BEGIN Raw records

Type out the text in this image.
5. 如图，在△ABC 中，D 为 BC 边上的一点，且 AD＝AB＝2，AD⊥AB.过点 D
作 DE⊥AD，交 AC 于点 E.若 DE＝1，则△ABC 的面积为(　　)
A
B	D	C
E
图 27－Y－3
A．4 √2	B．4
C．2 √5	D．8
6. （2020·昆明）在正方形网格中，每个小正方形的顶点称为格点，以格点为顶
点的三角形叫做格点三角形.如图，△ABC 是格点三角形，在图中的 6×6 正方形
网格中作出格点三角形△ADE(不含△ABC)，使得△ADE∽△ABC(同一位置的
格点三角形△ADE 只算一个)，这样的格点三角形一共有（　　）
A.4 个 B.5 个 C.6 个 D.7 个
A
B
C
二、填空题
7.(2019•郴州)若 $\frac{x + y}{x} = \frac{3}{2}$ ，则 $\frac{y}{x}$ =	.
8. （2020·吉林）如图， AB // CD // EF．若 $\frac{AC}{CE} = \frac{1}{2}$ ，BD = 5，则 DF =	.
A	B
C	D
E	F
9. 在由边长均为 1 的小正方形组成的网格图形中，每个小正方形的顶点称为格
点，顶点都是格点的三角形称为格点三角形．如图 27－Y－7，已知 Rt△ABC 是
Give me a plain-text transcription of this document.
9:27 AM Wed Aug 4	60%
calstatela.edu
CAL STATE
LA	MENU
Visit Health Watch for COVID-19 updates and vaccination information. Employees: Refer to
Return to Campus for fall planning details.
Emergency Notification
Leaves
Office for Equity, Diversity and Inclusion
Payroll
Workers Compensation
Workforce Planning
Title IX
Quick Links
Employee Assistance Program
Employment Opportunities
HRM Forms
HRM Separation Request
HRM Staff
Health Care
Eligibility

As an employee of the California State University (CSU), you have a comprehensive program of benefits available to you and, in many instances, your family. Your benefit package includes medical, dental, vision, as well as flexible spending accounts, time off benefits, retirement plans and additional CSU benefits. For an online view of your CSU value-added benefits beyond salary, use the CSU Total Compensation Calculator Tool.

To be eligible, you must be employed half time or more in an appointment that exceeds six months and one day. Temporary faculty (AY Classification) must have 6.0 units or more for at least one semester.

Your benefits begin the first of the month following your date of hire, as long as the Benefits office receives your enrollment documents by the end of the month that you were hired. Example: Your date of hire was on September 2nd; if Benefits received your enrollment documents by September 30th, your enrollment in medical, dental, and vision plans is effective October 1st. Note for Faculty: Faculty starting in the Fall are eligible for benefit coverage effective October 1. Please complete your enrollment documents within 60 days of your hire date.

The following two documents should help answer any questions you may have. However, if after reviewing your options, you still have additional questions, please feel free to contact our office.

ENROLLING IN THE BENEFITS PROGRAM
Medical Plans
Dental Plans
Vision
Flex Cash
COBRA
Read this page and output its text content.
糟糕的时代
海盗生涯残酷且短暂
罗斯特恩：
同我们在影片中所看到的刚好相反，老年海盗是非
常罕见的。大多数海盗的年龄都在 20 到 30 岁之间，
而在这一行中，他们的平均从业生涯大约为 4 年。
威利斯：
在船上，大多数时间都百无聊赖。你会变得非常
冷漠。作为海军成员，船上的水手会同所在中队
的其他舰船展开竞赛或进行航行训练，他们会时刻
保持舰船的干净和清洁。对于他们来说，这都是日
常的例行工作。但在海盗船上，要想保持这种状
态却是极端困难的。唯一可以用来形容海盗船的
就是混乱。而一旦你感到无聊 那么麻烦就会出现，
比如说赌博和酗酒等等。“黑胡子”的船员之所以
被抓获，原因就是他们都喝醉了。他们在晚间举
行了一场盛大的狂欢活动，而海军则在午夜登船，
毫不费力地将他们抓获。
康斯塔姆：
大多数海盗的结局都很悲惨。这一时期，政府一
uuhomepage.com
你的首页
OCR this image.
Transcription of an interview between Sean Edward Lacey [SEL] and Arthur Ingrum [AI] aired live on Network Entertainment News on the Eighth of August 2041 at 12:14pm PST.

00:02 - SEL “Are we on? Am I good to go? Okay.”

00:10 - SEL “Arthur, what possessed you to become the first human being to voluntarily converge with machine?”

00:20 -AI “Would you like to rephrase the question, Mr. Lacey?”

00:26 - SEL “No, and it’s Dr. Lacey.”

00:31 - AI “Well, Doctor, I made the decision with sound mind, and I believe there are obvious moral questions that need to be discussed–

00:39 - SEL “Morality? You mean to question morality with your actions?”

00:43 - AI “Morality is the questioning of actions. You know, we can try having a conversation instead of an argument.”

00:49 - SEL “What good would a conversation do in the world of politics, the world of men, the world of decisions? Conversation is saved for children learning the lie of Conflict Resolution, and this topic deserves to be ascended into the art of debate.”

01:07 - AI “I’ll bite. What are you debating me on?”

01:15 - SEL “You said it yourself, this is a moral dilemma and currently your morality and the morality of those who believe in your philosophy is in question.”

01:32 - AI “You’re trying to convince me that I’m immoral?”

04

END Raw records

- **What you will do**
Write an exact transcription of every entry above.

- **Response to this task**
Type out the text in this image.
5. 如图，在△ABC 中，D 为 BC 边上的一点，且 AD＝AB＝2，AD⊥AB.过点 D
作 DE⊥AD，交 AC 于点 E.若 DE＝1，则△ABC 的面积为(　　)
A
B	D	C
E
图 27－Y－3
A．4 √2	B．4
C．2 √5	D．8
6. （2020·昆明）在正方形网格中，每个小正方形的顶点称为格点，以格点为顶
点的三角形叫做格点三角形.如图，△ABC 是格点三角形，在图中的 6×6 正方形
网格中作出格点三角形△ADE(不含△ABC)，使得△ADE∽△ABC(同一位置的
格点三角形△ADE 只算一个)，这样的格点三角形一共有（　　）
A.4 个 B.5 个 C.6 个 D.7 个
A
B
C
二、填空题
7.(2019•郴州)若 $\frac{x + y}{x} = \frac{3}{2}$ ，则 $\frac{y}{x}$ =	.
8. （2020·吉林）如图， AB // CD // EF．若 $\frac{AC}{CE} = \frac{1}{2}$ ，BD = 5，则 DF =	.
A	B
C	D
E	F
9. 在由边长均为 1 的小正方形组成的网格图形中，每个小正方形的顶点称为格
点，顶点都是格点的三角形称为格点三角形．如图 27－Y－7，已知 Rt△ABC 是
Give me a plain-text transcription of this document.
9:27 AM Wed Aug 4	60%
calstatela.edu
CAL STATE
LA	MENU
Visit Health Watch for COVID-19 updates and vaccination information. Employees: Refer to
Return to Campus for fall planning details.
Emergency Notification
Leaves
Office for Equity, Diversity and Inclusion
Payroll
Workers Compensation
Workforce Planning
Title IX
Quick Links
Employee Assistance Program
Employment Opportunities
HRM Forms
HRM Separation Request
HRM Staff
Health Care
Eligibility

As an employee of the California State University (CSU), you have a comprehensive program of benefits available to you and, in many instances, your family. Your benefit package includes medical, dental, vision, as well as flexible spending accounts, time off benefits, retirement plans and additional CSU benefits. For an online view of your CSU value-added benefits beyond salary, use the CSU Total Compensation Calculator Tool.

To be eligible, you must be employed half time or more in an appointment that exceeds six months and one day. Temporary faculty (AY Classification) must have 6.0 units or more for at least one semester.

Your benefits begin the first of the month following your date of hire, as long as the Benefits office receives your enrollment documents by the end of the month that you were hired. Example: Your date of hire was on September 2nd; if Benefits received your enrollment documents by September 30th, your enrollment in medical, dental, and vision plans is effective October 1st. Note for Faculty: Faculty starting in the Fall are eligible for benefit coverage effective October 1. Please complete your enrollment documents within 60 days of your hire date.

The following two documents should help answer any questions you may have. However, if after reviewing your options, you still have additional questions, please feel free to contact our office.

ENROLLING IN THE BENEFITS PROGRAM
Medical Plans
Dental Plans
Vision
Flex Cash
COBRA
Read this page and output its text content.
糟糕的时代
海盗生涯残酷且短暂
罗斯特恩：
同我们在影片中所看到的刚好相反，老年海盗是非
常罕见的。大多数海盗的年龄都在 20 到 30 岁之间，
而在这一行中，他们的平均从业生涯大约为 4 年。
威利斯：
在船上，大多数时间都百无聊赖。你会变得非常
冷漠。作为海军成员，船上的水手会同所在中队
的其他舰船展开竞赛或进行航行训练，他们会时刻
保持舰船的干净和清洁。对于他们来说，这都是日
常的例行工作。但在海盗船上，要想保持这种状
态却是极端困难的。唯一可以用来形容海盗船的
就是混乱。而一旦你感到无聊 那么麻烦就会出现，
比如说赌博和酗酒等等。“黑胡子”的船员之所以
被抓获，原因就是他们都喝醉了。他们在晚间举
行了一场盛大的狂欢活动，而海军则在午夜登船，
毫不费力地将他们抓获。
康斯塔姆：
大多数海盗的结局都很悲惨。这一时期，政府一
uuhomepage.com
你的首页
OCR this image.
Transcription of an interview between Sean Edward Lacey [SEL] and Arthur Ingrum [AI] aired live on Network Entertainment News on the Eighth of August 2041 at 12:14pm PST.

00:02 - SEL “Are we on? Am I good to go? Okay.”

00:10 - SEL “Arthur, what possessed you to become the first human being to voluntarily converge with machine?”

00:20 -AI “Would you like to rephrase the question, Mr. Lacey?”

00:26 - SEL “No, and it’s Dr. Lacey.”

00:31 - AI “Well, Doctor, I made the decision with sound mind, and I believe there are obvious moral questions that need to be discussed–

00:39 - SEL “Morality? You mean to question morality with your actions?”

00:43 - AI “Morality is the questioning of actions. You know, we can try having a conversation instead of an argument.”

00:49 - SEL “What good would a conversation do in the world of politics, the world of men, the world of decisions? Conversation is saved for children learning the lie of Conflict Resolution, and this topic deserves to be ascended into the art of debate.”

01:07 - AI “I’ll bite. What are you debating me on?”

01:15 - SEL “You said it yourself, this is a moral dilemma and currently your morality and the morality of those who believe in your philosophy is in question.”

01:32 - AI “You’re trying to convince me that I’m immoral?”

04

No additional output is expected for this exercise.